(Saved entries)
________________

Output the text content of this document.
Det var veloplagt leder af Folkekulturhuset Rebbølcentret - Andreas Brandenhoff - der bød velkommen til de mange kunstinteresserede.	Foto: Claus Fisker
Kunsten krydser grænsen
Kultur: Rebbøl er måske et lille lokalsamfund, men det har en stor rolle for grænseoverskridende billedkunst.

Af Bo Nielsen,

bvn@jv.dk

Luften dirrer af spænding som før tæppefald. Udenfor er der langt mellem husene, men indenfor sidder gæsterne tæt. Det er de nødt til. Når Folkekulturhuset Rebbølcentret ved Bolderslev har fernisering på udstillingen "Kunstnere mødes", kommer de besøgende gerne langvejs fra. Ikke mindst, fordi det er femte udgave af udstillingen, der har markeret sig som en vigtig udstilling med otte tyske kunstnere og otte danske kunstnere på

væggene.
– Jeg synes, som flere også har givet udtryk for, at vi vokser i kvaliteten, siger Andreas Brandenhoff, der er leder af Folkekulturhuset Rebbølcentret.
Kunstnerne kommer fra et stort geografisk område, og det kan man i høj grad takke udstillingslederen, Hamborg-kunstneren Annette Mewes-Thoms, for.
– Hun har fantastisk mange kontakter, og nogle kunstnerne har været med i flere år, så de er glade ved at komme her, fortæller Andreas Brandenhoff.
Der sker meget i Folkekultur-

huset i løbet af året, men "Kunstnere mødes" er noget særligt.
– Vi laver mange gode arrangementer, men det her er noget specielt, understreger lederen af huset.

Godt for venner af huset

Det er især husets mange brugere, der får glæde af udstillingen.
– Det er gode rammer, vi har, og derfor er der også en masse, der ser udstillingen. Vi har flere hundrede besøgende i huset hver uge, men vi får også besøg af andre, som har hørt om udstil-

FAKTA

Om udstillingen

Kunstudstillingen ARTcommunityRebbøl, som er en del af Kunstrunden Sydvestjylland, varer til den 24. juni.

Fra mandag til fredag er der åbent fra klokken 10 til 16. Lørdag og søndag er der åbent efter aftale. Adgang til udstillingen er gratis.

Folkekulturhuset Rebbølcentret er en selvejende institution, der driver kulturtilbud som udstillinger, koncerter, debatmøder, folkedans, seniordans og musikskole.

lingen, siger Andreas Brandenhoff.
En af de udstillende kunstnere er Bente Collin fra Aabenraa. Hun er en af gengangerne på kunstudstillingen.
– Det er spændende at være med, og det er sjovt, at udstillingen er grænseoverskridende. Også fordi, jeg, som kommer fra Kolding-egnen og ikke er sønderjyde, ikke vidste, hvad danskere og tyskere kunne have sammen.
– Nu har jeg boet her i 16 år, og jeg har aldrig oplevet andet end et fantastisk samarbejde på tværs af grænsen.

________________

Objective — Gather all lines from the records above in which "besøgende" appears.

Expected answer —
Luften dirrer af spænding som før tæppefald. Udenfor er der langt mellem husene, men indenfor sidder gæsterne tæt. Det er de nødt til. Når Folkekulturhuset Rebbølcentret ved Bolderslev har fernisering på udstillingen "Kunstnere mødes", kommer de besøgende gerne langvejs fra. Ikke mindst, fordi det er femte udgave af udstillingen, der har markeret sig som en vigtig udstilling med otte tyske kunstnere og otte danske kunstnere på
– Det er gode rammer, vi har, og derfor er der også en masse, der ser udstillingen. Vi har flere hundrede besøgende i huset hver uge, men vi får også besøg af andre, som har hørt om udstil-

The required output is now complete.